[Spatial layout data]
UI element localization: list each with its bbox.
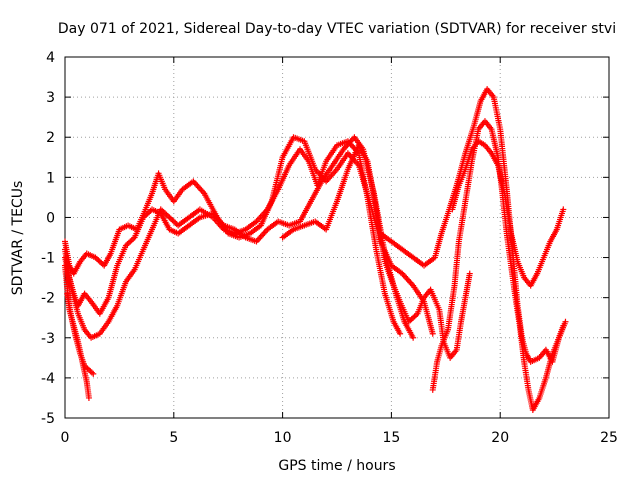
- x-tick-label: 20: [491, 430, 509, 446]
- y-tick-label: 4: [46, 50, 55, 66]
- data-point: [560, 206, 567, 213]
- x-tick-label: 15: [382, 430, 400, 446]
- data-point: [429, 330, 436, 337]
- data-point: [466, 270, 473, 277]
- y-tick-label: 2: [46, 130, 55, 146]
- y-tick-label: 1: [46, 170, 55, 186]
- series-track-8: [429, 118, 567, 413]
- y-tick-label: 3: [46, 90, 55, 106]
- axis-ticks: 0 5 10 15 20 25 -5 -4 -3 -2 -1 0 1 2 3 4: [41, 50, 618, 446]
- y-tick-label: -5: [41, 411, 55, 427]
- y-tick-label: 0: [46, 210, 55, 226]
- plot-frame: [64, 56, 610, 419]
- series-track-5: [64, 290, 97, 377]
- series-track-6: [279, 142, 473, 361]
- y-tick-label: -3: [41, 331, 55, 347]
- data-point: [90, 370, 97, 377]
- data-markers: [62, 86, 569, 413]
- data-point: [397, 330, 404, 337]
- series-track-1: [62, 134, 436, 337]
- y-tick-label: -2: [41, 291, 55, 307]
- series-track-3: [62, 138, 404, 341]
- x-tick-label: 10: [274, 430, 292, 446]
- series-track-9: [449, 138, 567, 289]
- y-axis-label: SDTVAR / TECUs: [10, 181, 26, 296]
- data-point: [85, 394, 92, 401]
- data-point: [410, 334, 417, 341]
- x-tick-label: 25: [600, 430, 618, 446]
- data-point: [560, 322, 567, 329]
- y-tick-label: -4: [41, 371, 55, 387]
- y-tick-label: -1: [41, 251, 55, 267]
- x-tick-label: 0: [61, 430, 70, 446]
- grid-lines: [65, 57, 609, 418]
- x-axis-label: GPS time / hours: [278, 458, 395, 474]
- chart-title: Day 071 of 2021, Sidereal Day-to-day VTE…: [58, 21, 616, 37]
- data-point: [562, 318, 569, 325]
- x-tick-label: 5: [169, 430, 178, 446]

*Requirement:* Reproduce the material above line for line, without the pictures.

*Expected answer:*
UI element localization: list each with its bbox.
- x-tick-label: 20: [491, 430, 509, 446]
- y-tick-label: 4: [46, 50, 55, 66]
- data-point: [560, 206, 567, 213]
- x-tick-label: 15: [382, 430, 400, 446]
- data-point: [429, 330, 436, 337]
- data-point: [466, 270, 473, 277]
- y-tick-label: 2: [46, 130, 55, 146]
- y-tick-label: 1: [46, 170, 55, 186]
- series-track-8: [429, 118, 567, 413]
- y-tick-label: 3: [46, 90, 55, 106]
- axis-ticks: 0 5 10 15 20 25 -5 -4 -3 -2 -1 0 1 2 3 4: [41, 50, 618, 446]
- y-tick-label: -5: [41, 411, 55, 427]
- y-tick-label: 0: [46, 210, 55, 226]
- plot-frame: [64, 56, 610, 419]
- series-track-5: [64, 290, 97, 377]
- series-track-6: [279, 142, 473, 361]
- y-tick-label: -3: [41, 331, 55, 347]
- data-point: [90, 370, 97, 377]
- data-markers: [62, 86, 569, 413]
- data-point: [397, 330, 404, 337]
- series-track-1: [62, 134, 436, 337]
- y-tick-label: -2: [41, 291, 55, 307]
- series-track-3: [62, 138, 404, 341]
- x-tick-label: 10: [274, 430, 292, 446]
- series-track-9: [449, 138, 567, 289]
- y-axis-label: SDTVAR / TECUs: [10, 181, 26, 296]
- data-point: [85, 394, 92, 401]
- data-point: [410, 334, 417, 341]
- x-tick-label: 25: [600, 430, 618, 446]
- data-point: [560, 322, 567, 329]
- y-tick-label: -4: [41, 371, 55, 387]
- y-tick-label: -1: [41, 251, 55, 267]
- x-tick-label: 0: [61, 430, 70, 446]
- grid-lines: [65, 57, 609, 418]
- x-axis-label: GPS time / hours: [278, 458, 395, 474]
- chart-title: Day 071 of 2021, Sidereal Day-to-day VTE…: [58, 21, 616, 37]
- data-point: [562, 318, 569, 325]
- x-tick-label: 5: [169, 430, 178, 446]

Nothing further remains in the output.